Requirements: Identify all lines of the data containing the string "label" and copy them.
=======
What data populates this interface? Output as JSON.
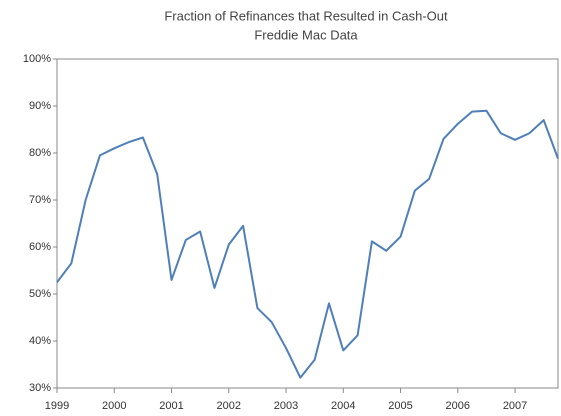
{
  "chart_data": {
    "type": "line",
    "title": "Fraction of Refinances that Resulted in Cash-Out",
    "subtitle": "Freddie Mac Data",
    "categories": [
      "1999",
      null,
      null,
      null,
      "2000",
      null,
      null,
      null,
      "2001",
      null,
      null,
      null,
      "2002",
      null,
      null,
      null,
      "2003",
      null,
      null,
      null,
      "2004",
      null,
      null,
      null,
      "2005",
      null,
      null,
      null,
      "2006",
      null,
      null,
      null,
      "2007",
      null,
      null,
      null
    ],
    "values": [
      52.5,
      56.5,
      70,
      79.5,
      81,
      82.3,
      83.3,
      75.5,
      53,
      61.5,
      63.3,
      51.3,
      60.5,
      64.5,
      47,
      44,
      38.5,
      32.2,
      36,
      48,
      38,
      41.2,
      61.2,
      59.2,
      62.2,
      72,
      74.5,
      83,
      86.2,
      88.8,
      89,
      84.2,
      82.8,
      84.2,
      87,
      78.8
    ],
    "color": "#4f7fba",
    "ylim": [
      30,
      100
    ],
    "yticks": [
      {
        "value": 30,
        "label": "30%"
      },
      {
        "value": 40,
        "label": "40%"
      },
      {
        "value": 50,
        "label": "50%"
      },
      {
        "value": 60,
        "label": "60%"
      },
      {
        "value": 70,
        "label": "70%"
      },
      {
        "value": 80,
        "label": "80%"
      },
      {
        "value": 90,
        "label": "90%"
      },
      {
        "value": 100,
        "label": "100%"
      }
    ],
    "grid": false
  }
}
=======
Result of the exercise:
        "label": "30%"
        "label": "40%"
        "label": "50%"
        "label": "60%"
        "label": "70%"
        "label": "80%"
        "label": "90%"
        "label": "100%"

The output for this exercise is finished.